Set task: From the entries below, tally how many lines contain "бюджетного" and report only that figure.

(Collected data)
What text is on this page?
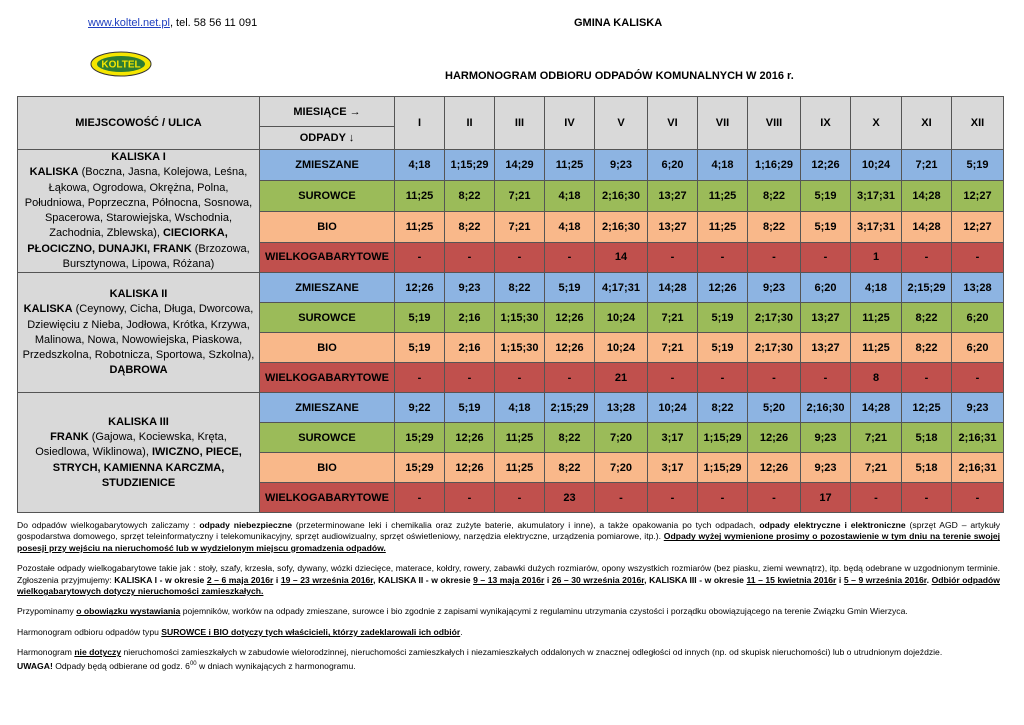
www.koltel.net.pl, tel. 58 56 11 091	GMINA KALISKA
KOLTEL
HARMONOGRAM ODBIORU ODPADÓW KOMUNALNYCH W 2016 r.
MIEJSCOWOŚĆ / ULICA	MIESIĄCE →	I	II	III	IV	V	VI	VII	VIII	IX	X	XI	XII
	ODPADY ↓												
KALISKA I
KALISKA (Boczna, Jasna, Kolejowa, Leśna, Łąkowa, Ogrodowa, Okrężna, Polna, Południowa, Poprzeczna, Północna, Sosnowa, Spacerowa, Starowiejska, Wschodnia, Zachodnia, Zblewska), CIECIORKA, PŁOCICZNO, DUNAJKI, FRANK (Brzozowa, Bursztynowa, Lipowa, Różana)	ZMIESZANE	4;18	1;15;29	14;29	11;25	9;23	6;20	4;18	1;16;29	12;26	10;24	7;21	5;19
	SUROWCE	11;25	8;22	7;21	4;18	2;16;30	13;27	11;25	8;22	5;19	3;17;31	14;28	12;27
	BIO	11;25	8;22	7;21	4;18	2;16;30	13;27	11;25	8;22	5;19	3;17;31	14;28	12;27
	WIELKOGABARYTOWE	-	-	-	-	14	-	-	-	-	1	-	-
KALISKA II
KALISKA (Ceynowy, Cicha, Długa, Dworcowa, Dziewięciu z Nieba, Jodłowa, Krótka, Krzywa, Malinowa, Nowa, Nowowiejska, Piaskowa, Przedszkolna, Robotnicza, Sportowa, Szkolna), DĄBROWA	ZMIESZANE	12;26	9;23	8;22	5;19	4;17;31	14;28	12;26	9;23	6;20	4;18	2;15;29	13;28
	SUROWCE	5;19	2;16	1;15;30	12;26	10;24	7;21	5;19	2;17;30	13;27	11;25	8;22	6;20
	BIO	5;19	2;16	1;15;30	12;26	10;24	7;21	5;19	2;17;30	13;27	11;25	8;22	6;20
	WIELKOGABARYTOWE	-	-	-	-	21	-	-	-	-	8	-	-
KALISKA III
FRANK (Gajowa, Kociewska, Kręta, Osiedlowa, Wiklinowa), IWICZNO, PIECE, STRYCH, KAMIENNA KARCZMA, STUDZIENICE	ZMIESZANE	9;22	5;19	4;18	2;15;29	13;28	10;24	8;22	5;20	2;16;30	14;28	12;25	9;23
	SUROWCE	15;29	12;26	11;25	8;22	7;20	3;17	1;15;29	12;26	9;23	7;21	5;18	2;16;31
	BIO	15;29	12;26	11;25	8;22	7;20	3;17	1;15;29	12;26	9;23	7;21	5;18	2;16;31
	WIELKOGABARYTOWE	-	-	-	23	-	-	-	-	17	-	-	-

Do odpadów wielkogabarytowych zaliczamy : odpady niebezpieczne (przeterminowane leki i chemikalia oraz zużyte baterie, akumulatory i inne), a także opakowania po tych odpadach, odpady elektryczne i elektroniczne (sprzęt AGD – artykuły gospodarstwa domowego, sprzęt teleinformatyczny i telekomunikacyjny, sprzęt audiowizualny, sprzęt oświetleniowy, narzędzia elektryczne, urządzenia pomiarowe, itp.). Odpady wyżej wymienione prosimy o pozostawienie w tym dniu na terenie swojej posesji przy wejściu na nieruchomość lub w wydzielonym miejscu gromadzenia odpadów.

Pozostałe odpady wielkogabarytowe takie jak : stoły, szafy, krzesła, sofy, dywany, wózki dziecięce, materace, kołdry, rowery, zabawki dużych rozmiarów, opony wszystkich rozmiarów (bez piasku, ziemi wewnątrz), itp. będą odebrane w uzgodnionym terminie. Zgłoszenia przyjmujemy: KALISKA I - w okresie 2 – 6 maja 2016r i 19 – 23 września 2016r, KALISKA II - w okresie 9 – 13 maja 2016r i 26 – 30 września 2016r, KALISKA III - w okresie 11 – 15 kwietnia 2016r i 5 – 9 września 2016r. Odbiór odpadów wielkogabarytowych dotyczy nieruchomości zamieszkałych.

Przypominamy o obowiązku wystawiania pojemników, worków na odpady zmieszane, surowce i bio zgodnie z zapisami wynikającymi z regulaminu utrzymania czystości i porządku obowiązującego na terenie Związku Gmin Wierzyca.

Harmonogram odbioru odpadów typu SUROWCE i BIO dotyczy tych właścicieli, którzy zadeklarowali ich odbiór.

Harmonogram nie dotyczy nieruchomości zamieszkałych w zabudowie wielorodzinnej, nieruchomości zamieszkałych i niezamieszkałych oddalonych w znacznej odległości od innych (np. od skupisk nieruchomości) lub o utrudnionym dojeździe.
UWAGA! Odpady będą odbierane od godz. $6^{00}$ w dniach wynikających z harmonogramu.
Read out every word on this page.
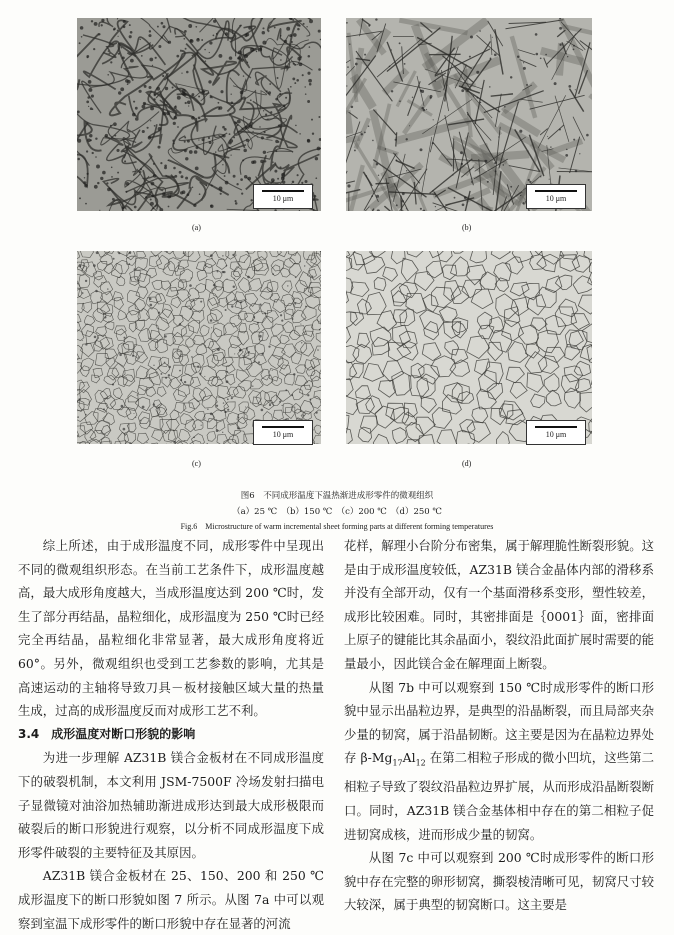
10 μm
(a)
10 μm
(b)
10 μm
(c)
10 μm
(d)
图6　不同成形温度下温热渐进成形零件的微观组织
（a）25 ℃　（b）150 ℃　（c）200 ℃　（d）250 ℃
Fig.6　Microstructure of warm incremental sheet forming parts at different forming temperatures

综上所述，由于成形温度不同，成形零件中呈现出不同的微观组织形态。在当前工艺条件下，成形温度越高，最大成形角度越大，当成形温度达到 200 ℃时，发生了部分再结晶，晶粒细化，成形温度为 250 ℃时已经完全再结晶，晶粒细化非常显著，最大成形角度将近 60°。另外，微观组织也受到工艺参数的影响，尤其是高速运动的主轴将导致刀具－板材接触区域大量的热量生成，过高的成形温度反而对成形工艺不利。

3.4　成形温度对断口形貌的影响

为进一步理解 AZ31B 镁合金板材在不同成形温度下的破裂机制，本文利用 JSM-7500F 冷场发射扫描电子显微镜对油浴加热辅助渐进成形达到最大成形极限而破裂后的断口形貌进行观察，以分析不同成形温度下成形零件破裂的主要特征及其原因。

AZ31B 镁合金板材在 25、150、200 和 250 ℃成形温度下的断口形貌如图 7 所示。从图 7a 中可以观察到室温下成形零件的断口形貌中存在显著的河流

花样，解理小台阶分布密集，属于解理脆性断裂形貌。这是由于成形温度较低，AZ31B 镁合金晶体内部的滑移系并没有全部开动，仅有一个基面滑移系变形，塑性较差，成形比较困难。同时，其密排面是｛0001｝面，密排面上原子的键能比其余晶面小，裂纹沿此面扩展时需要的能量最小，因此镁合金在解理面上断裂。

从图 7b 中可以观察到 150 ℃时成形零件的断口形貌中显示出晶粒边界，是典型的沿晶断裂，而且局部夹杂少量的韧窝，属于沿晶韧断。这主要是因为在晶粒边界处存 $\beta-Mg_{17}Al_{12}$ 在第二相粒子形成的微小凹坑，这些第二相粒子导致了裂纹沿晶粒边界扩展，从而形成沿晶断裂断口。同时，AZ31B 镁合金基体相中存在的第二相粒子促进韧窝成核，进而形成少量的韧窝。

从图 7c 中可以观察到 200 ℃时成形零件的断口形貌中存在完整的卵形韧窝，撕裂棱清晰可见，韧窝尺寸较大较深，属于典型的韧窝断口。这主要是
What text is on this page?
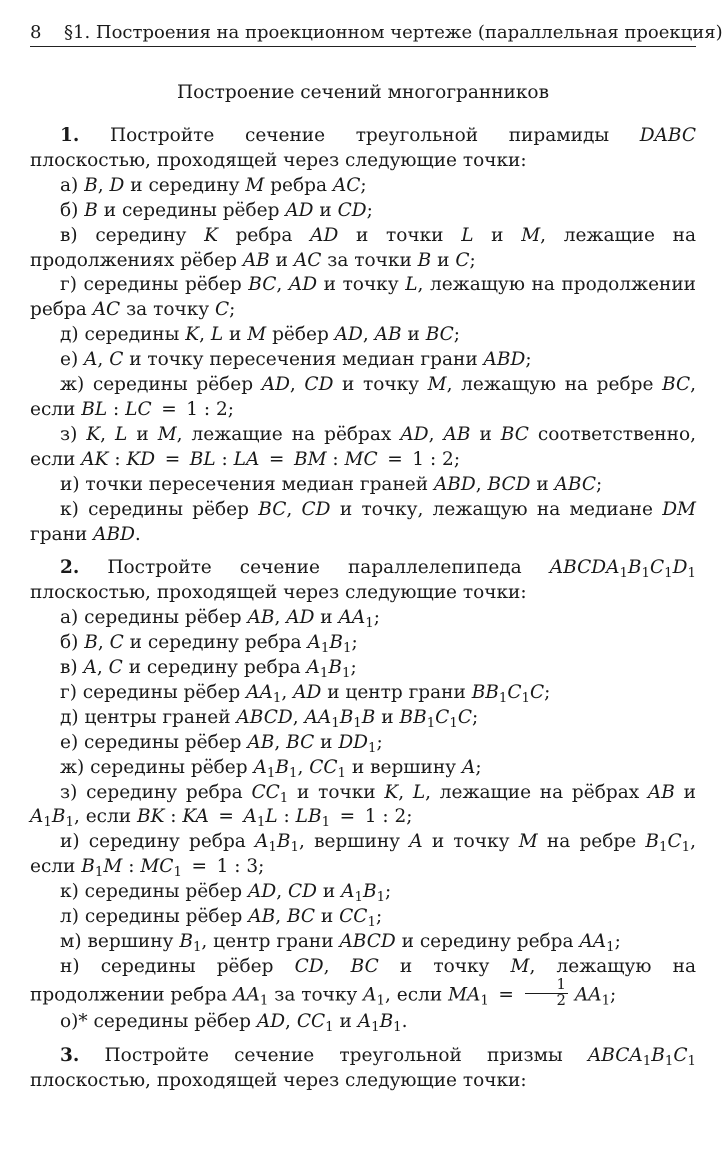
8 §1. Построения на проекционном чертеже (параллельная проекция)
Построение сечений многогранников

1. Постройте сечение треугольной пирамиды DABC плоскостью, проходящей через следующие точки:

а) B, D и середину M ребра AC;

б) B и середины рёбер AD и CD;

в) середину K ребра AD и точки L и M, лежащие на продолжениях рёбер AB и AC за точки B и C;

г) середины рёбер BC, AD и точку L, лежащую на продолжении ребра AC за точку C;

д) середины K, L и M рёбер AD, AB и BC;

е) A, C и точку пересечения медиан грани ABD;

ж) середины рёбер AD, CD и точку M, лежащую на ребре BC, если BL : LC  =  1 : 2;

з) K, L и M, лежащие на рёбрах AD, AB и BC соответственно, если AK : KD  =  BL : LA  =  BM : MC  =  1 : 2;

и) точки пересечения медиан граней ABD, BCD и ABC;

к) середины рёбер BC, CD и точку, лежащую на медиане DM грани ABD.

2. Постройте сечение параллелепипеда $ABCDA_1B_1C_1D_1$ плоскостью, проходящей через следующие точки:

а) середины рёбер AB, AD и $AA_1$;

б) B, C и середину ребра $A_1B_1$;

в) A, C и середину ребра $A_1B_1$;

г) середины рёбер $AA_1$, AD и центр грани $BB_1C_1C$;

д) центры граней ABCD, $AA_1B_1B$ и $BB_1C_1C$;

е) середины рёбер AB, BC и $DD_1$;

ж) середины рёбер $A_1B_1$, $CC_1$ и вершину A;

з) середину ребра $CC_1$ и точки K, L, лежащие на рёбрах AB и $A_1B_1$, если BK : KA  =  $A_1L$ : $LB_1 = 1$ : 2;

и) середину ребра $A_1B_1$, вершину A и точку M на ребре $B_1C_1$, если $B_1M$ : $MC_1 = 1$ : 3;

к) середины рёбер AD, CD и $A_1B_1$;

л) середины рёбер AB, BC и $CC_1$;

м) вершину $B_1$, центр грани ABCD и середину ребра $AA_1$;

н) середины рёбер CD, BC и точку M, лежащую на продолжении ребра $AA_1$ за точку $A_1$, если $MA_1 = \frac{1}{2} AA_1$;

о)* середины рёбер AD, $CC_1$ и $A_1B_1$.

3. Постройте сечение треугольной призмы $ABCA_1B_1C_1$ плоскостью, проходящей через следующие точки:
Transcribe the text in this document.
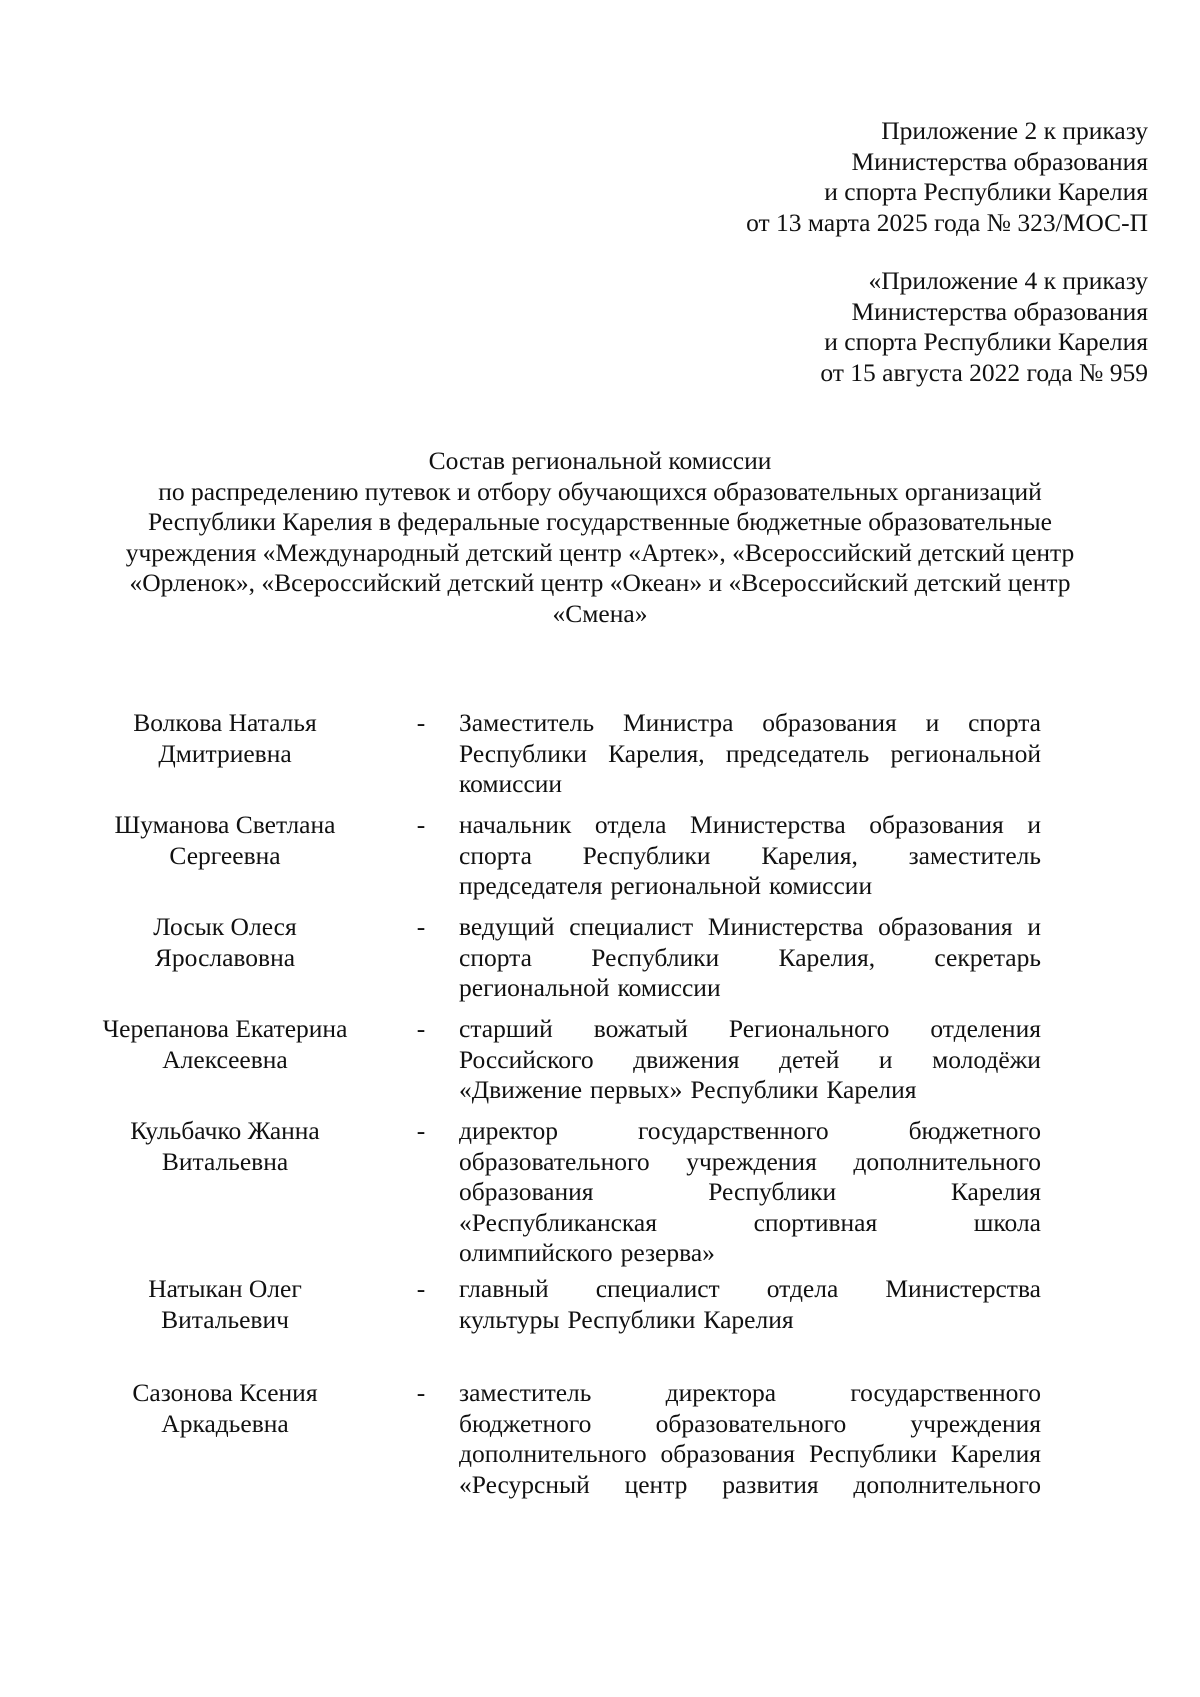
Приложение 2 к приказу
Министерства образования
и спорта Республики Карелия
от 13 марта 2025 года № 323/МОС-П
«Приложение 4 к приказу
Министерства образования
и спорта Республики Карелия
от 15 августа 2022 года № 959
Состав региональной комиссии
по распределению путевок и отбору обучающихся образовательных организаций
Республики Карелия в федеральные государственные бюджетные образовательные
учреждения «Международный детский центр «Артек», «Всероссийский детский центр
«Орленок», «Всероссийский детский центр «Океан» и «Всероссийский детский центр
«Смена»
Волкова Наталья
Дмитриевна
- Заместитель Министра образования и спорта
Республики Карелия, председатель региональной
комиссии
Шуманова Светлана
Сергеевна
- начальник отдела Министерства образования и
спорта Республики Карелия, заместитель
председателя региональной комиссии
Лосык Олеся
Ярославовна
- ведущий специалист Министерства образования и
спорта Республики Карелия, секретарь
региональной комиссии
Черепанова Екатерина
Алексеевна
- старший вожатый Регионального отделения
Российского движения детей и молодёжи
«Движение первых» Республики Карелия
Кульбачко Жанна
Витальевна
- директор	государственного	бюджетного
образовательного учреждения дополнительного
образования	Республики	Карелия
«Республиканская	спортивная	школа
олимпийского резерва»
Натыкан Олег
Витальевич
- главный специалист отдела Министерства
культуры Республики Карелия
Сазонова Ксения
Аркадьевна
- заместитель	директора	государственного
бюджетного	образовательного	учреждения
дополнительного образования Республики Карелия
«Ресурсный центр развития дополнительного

Task output: 2